--- Start of Input material ---

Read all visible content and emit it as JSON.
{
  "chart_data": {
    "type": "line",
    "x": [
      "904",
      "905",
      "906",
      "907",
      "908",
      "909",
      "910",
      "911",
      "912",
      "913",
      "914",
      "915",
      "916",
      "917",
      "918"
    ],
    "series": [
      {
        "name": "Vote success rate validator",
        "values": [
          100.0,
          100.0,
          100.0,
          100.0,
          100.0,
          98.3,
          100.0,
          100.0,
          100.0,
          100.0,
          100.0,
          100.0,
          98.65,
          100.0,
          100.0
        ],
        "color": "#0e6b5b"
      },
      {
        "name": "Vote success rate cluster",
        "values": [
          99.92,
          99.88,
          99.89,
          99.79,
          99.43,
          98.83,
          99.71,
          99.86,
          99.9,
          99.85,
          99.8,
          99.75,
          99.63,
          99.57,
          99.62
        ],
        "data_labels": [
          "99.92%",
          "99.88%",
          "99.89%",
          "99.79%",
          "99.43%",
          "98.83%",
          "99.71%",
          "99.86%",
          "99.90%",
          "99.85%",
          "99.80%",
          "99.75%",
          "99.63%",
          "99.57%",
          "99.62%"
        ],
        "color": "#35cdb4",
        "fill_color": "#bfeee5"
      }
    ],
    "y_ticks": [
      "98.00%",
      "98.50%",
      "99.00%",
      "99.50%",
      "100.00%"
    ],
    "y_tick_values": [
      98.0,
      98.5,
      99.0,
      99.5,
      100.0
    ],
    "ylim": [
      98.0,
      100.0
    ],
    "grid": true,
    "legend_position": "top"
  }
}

--- End of Input material ---

▶ _Exercise aim_
Write out every record shown above, word for word.

▶ _Answer to this exercise_
Read all visible content and emit it as JSON.
{
  "chart_data": {
    "type": "line",
    "x": [
      "904",
      "905",
      "906",
      "907",
      "908",
      "909",
      "910",
      "911",
      "912",
      "913",
      "914",
      "915",
      "916",
      "917",
      "918"
    ],
    "series": [
      {
        "name": "Vote success rate validator",
        "values": [
          100.0,
          100.0,
          100.0,
          100.0,
          100.0,
          98.3,
          100.0,
          100.0,
          100.0,
          100.0,
          100.0,
          100.0,
          98.65,
          100.0,
          100.0
        ],
        "color": "#0e6b5b"
      },
      {
        "name": "Vote success rate cluster",
        "values": [
          99.92,
          99.88,
          99.89,
          99.79,
          99.43,
          98.83,
          99.71,
          99.86,
          99.9,
          99.85,
          99.8,
          99.75,
          99.63,
          99.57,
          99.62
        ],
        "data_labels": [
          "99.92%",
          "99.88%",
          "99.89%",
          "99.79%",
          "99.43%",
          "98.83%",
          "99.71%",
          "99.86%",
          "99.90%",
          "99.85%",
          "99.80%",
          "99.75%",
          "99.63%",
          "99.57%",
          "99.62%"
        ],
        "color": "#35cdb4",
        "fill_color": "#bfeee5"
      }
    ],
    "y_ticks": [
      "98.00%",
      "98.50%",
      "99.00%",
      "99.50%",
      "100.00%"
    ],
    "y_tick_values": [
      98.0,
      98.5,
      99.0,
      99.5,
      100.0
    ],
    "ylim": [
      98.0,
      100.0
    ],
    "grid": true,
    "legend_position": "top"
  }
}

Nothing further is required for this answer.